[Data entries]
####################

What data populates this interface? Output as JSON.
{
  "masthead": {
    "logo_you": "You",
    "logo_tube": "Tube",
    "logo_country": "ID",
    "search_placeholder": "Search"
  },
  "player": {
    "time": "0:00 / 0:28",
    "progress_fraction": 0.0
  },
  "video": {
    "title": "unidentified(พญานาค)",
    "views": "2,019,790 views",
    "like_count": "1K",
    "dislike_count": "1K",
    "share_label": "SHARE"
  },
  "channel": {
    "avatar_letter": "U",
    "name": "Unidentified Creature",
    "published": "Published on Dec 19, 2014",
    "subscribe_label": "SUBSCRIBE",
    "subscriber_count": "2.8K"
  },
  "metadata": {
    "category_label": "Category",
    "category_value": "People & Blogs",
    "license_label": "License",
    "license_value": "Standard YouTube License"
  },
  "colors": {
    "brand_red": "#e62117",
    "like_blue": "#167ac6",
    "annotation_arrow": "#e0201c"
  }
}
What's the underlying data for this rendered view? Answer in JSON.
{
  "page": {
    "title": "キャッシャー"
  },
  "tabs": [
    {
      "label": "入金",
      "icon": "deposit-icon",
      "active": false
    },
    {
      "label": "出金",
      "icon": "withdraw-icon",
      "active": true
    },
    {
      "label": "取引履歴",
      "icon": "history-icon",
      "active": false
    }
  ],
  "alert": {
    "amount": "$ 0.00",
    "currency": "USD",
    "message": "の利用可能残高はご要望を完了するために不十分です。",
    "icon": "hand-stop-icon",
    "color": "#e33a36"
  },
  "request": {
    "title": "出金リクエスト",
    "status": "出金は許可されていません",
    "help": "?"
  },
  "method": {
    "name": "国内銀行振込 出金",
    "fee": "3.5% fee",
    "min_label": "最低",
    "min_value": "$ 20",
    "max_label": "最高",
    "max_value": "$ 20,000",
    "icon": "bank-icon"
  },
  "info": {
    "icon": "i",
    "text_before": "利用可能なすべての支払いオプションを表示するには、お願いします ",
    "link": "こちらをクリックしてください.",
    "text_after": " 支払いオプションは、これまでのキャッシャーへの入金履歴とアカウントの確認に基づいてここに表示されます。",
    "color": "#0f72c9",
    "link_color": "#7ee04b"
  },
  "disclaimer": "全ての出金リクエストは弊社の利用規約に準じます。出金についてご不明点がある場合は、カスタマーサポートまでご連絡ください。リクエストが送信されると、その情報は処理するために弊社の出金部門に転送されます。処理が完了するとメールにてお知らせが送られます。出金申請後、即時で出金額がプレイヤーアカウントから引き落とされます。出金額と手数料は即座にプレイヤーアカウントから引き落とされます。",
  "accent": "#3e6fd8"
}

####################

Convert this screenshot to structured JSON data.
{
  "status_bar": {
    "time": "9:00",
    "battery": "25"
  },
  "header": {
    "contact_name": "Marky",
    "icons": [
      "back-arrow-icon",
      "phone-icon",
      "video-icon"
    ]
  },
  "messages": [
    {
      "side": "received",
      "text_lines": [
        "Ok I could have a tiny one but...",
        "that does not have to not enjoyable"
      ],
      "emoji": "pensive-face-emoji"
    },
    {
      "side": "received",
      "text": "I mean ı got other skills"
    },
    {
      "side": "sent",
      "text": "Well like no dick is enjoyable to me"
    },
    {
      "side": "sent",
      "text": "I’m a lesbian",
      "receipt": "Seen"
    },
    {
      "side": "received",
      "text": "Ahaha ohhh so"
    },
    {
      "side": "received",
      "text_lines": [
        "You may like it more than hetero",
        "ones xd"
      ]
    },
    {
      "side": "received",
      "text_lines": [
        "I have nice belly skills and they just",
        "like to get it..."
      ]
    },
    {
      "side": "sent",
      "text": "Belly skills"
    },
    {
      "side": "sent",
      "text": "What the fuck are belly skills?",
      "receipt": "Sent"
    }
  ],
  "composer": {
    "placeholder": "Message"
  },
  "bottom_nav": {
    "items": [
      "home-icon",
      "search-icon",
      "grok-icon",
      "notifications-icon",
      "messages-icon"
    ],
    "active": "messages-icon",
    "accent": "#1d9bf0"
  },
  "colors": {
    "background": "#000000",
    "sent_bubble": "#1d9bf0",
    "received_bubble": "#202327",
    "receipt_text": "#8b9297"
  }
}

####################

§ Written exercise
Take every line from the data that contains the word "this".

§ Exercise result
What data populates this interface? Output as JSON.
What's the underlying data for this rendered view? Answer in JSON.
Convert this screenshot to structured JSON data.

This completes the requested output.